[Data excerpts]
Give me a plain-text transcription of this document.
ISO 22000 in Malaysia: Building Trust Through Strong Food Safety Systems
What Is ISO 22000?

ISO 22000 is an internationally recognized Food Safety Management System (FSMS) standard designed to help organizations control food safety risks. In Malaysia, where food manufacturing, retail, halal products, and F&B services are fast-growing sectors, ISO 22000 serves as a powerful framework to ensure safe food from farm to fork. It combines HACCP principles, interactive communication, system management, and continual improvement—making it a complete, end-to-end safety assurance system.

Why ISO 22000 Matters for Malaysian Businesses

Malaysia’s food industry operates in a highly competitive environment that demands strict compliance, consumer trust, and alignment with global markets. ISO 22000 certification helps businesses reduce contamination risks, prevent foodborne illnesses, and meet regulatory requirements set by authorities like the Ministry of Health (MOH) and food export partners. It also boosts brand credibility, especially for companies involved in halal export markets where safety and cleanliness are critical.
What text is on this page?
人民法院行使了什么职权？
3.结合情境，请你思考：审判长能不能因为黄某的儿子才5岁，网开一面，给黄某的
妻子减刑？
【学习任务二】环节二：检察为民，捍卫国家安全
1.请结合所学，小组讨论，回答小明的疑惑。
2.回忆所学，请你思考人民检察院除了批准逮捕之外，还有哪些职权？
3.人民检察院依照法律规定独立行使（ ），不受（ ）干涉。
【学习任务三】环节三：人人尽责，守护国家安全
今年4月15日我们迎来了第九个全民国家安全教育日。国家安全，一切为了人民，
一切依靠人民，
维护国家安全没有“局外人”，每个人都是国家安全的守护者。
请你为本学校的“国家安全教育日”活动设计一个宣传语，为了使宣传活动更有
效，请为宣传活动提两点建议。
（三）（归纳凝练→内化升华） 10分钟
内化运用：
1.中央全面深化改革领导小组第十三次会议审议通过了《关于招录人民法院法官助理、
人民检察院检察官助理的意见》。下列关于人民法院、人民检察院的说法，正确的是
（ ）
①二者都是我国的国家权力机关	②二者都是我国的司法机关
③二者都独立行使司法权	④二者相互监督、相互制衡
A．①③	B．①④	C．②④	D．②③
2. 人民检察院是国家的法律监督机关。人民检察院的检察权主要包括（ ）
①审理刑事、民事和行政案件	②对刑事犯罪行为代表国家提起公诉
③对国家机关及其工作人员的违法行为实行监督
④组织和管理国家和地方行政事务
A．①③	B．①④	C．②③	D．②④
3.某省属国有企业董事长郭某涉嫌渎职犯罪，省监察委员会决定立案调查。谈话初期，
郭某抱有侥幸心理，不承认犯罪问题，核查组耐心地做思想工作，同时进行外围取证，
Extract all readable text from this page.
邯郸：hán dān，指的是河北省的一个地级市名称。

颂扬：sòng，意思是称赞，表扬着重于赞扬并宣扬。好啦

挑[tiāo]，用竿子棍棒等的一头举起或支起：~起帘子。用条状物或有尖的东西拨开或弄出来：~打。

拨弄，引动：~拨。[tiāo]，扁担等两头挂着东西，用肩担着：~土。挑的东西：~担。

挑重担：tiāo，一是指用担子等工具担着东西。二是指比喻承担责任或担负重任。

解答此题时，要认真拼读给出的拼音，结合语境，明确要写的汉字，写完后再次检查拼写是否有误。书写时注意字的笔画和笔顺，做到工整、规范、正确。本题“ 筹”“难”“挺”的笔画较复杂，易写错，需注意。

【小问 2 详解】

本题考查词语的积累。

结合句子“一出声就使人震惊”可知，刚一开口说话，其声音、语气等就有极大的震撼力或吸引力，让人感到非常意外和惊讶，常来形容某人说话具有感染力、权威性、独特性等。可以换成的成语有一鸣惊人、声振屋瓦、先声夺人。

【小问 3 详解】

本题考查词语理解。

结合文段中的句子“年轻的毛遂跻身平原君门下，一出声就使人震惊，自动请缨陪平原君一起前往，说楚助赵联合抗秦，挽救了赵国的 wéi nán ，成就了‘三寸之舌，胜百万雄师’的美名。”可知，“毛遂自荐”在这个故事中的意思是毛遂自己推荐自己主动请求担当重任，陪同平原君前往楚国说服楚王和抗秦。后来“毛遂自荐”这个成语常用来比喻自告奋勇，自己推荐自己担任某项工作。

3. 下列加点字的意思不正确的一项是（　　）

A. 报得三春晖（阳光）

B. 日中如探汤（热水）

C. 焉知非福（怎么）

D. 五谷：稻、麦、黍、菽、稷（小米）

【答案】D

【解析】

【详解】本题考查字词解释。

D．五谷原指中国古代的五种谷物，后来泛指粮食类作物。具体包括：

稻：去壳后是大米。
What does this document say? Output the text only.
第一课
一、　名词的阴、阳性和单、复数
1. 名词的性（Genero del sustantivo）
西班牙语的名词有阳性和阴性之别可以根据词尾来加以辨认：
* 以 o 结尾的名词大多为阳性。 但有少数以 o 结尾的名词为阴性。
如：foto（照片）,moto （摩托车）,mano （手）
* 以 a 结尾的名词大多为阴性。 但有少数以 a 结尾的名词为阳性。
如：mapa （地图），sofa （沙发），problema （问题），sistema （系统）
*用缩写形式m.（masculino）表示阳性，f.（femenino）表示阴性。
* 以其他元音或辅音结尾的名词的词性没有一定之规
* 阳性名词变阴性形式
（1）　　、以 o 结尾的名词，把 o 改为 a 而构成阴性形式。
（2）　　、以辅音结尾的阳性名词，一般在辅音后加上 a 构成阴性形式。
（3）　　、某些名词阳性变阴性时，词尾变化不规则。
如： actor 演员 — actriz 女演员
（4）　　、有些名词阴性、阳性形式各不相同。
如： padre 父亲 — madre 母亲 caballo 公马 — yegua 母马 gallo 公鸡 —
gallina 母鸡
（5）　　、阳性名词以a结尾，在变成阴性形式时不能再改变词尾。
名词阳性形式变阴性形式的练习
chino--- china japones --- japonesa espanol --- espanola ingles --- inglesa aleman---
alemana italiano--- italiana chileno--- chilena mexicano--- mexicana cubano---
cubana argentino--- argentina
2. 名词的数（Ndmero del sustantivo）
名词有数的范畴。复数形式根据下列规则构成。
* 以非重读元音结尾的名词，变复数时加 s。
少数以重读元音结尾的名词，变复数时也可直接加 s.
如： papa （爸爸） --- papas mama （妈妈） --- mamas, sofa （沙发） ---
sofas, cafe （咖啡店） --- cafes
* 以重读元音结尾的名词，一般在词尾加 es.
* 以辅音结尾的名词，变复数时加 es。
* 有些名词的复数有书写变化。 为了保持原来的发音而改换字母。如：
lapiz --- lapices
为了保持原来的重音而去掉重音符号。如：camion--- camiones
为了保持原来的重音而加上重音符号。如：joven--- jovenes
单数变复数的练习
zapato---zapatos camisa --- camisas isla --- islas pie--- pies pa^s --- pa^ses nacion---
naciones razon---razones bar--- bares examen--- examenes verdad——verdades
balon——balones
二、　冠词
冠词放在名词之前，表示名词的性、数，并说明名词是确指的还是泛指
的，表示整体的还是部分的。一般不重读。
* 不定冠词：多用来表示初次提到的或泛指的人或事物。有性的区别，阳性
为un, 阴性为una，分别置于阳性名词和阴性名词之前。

**WORK REQUIRED:**
Look above for the line containing "What does this", then transcribe it and all lines after it through the last, exactly and with nothing else.

**FINISHED ANSWER:**
What does this document say? Output the text only.
第一课
一、　名词的阴、阳性和单、复数
1. 名词的性（Genero del sustantivo）
西班牙语的名词有阳性和阴性之别可以根据词尾来加以辨认：
* 以 o 结尾的名词大多为阳性。 但有少数以 o 结尾的名词为阴性。
如：foto（照片）,moto （摩托车）,mano （手）
* 以 a 结尾的名词大多为阴性。 但有少数以 a 结尾的名词为阳性。
如：mapa （地图），sofa （沙发），problema （问题），sistema （系统）
*用缩写形式m.（masculino）表示阳性，f.（femenino）表示阴性。
* 以其他元音或辅音结尾的名词的词性没有一定之规
* 阳性名词变阴性形式
（1）　　、以 o 结尾的名词，把 o 改为 a 而构成阴性形式。
（2）　　、以辅音结尾的阳性名词，一般在辅音后加上 a 构成阴性形式。
（3）　　、某些名词阳性变阴性时，词尾变化不规则。
如： actor 演员 — actriz 女演员
（4）　　、有些名词阴性、阳性形式各不相同。
如： padre 父亲 — madre 母亲 caballo 公马 — yegua 母马 gallo 公鸡 —
gallina 母鸡
（5）　　、阳性名词以a结尾，在变成阴性形式时不能再改变词尾。
名词阳性形式变阴性形式的练习
chino--- china japones --- japonesa espanol --- espanola ingles --- inglesa aleman---
alemana italiano--- italiana chileno--- chilena mexicano--- mexicana cubano---
cubana argentino--- argentina
2. 名词的数（Ndmero del sustantivo）
名词有数的范畴。复数形式根据下列规则构成。
* 以非重读元音结尾的名词，变复数时加 s。
少数以重读元音结尾的名词，变复数时也可直接加 s.
如： papa （爸爸） --- papas mama （妈妈） --- mamas, sofa （沙发） ---
sofas, cafe （咖啡店） --- cafes
* 以重读元音结尾的名词，一般在词尾加 es.
* 以辅音结尾的名词，变复数时加 es。
* 有些名词的复数有书写变化。 为了保持原来的发音而改换字母。如：
lapiz --- lapices
为了保持原来的重音而去掉重音符号。如：camion--- camiones
为了保持原来的重音而加上重音符号。如：joven--- jovenes
单数变复数的练习
zapato---zapatos camisa --- camisas isla --- islas pie--- pies pa^s --- pa^ses nacion---
naciones razon---razones bar--- bares examen--- examenes verdad——verdades
balon——balones
二、　冠词
冠词放在名词之前，表示名词的性、数，并说明名词是确指的还是泛指
的，表示整体的还是部分的。一般不重读。
* 不定冠词：多用来表示初次提到的或泛指的人或事物。有性的区别，阳性
为un, 阴性为una，分别置于阳性名词和阴性名词之前。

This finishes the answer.